** Source data **
# # # # #

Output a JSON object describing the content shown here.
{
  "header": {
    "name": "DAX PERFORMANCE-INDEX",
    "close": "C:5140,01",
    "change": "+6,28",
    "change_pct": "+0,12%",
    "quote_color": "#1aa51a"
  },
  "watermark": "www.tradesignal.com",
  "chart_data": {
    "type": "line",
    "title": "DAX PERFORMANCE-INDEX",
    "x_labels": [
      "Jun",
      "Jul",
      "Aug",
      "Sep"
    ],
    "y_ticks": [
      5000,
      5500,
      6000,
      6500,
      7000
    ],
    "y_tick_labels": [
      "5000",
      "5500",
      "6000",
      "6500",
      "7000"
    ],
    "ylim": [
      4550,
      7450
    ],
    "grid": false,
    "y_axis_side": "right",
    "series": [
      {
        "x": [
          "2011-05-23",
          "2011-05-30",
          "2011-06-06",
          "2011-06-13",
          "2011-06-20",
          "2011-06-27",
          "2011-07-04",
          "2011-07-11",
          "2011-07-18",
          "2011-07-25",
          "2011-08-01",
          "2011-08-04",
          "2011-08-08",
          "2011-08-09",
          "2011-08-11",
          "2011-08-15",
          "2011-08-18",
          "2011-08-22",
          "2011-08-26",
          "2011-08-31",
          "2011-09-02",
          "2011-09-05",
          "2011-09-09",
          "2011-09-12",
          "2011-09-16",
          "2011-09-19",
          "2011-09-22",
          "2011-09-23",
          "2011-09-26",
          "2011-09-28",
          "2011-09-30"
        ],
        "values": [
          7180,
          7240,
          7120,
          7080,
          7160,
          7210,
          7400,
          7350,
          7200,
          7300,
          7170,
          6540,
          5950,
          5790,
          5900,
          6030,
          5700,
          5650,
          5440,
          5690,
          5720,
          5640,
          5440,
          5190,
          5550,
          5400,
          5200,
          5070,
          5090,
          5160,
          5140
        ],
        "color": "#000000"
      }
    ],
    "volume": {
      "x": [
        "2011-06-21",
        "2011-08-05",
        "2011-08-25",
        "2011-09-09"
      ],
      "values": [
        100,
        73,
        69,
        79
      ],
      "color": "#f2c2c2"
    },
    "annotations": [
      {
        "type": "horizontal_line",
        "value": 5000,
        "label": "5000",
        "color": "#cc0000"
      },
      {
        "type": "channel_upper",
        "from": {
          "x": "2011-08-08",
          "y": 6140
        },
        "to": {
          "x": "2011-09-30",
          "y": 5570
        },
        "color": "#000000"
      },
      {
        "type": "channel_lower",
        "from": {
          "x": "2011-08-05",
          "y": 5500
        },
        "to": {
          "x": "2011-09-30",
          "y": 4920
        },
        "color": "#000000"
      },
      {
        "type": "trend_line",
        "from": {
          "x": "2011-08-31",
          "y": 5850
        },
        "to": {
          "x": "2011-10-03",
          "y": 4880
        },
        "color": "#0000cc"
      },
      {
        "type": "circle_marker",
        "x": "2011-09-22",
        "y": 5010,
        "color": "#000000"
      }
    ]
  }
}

# # # # #

** Written problem **
In full and verbatim, repeat the records given above.

** Output of the exercise **
Output a JSON object describing the content shown here.
{
  "header": {
    "name": "DAX PERFORMANCE-INDEX",
    "close": "C:5140,01",
    "change": "+6,28",
    "change_pct": "+0,12%",
    "quote_color": "#1aa51a"
  },
  "watermark": "www.tradesignal.com",
  "chart_data": {
    "type": "line",
    "title": "DAX PERFORMANCE-INDEX",
    "x_labels": [
      "Jun",
      "Jul",
      "Aug",
      "Sep"
    ],
    "y_ticks": [
      5000,
      5500,
      6000,
      6500,
      7000
    ],
    "y_tick_labels": [
      "5000",
      "5500",
      "6000",
      "6500",
      "7000"
    ],
    "ylim": [
      4550,
      7450
    ],
    "grid": false,
    "y_axis_side": "right",
    "series": [
      {
        "x": [
          "2011-05-23",
          "2011-05-30",
          "2011-06-06",
          "2011-06-13",
          "2011-06-20",
          "2011-06-27",
          "2011-07-04",
          "2011-07-11",
          "2011-07-18",
          "2011-07-25",
          "2011-08-01",
          "2011-08-04",
          "2011-08-08",
          "2011-08-09",
          "2011-08-11",
          "2011-08-15",
          "2011-08-18",
          "2011-08-22",
          "2011-08-26",
          "2011-08-31",
          "2011-09-02",
          "2011-09-05",
          "2011-09-09",
          "2011-09-12",
          "2011-09-16",
          "2011-09-19",
          "2011-09-22",
          "2011-09-23",
          "2011-09-26",
          "2011-09-28",
          "2011-09-30"
        ],
        "values": [
          7180,
          7240,
          7120,
          7080,
          7160,
          7210,
          7400,
          7350,
          7200,
          7300,
          7170,
          6540,
          5950,
          5790,
          5900,
          6030,
          5700,
          5650,
          5440,
          5690,
          5720,
          5640,
          5440,
          5190,
          5550,
          5400,
          5200,
          5070,
          5090,
          5160,
          5140
        ],
        "color": "#000000"
      }
    ],
    "volume": {
      "x": [
        "2011-06-21",
        "2011-08-05",
        "2011-08-25",
        "2011-09-09"
      ],
      "values": [
        100,
        73,
        69,
        79
      ],
      "color": "#f2c2c2"
    },
    "annotations": [
      {
        "type": "horizontal_line",
        "value": 5000,
        "label": "5000",
        "color": "#cc0000"
      },
      {
        "type": "channel_upper",
        "from": {
          "x": "2011-08-08",
          "y": 6140
        },
        "to": {
          "x": "2011-09-30",
          "y": 5570
        },
        "color": "#000000"
      },
      {
        "type": "channel_lower",
        "from": {
          "x": "2011-08-05",
          "y": 5500
        },
        "to": {
          "x": "2011-09-30",
          "y": 4920
        },
        "color": "#000000"
      },
      {
        "type": "trend_line",
        "from": {
          "x": "2011-08-31",
          "y": 5850
        },
        "to": {
          "x": "2011-10-03",
          "y": 4880
        },
        "color": "#0000cc"
      },
      {
        "type": "circle_marker",
        "x": "2011-09-22",
        "y": 5010,
        "color": "#000000"
      }
    ]
  }
}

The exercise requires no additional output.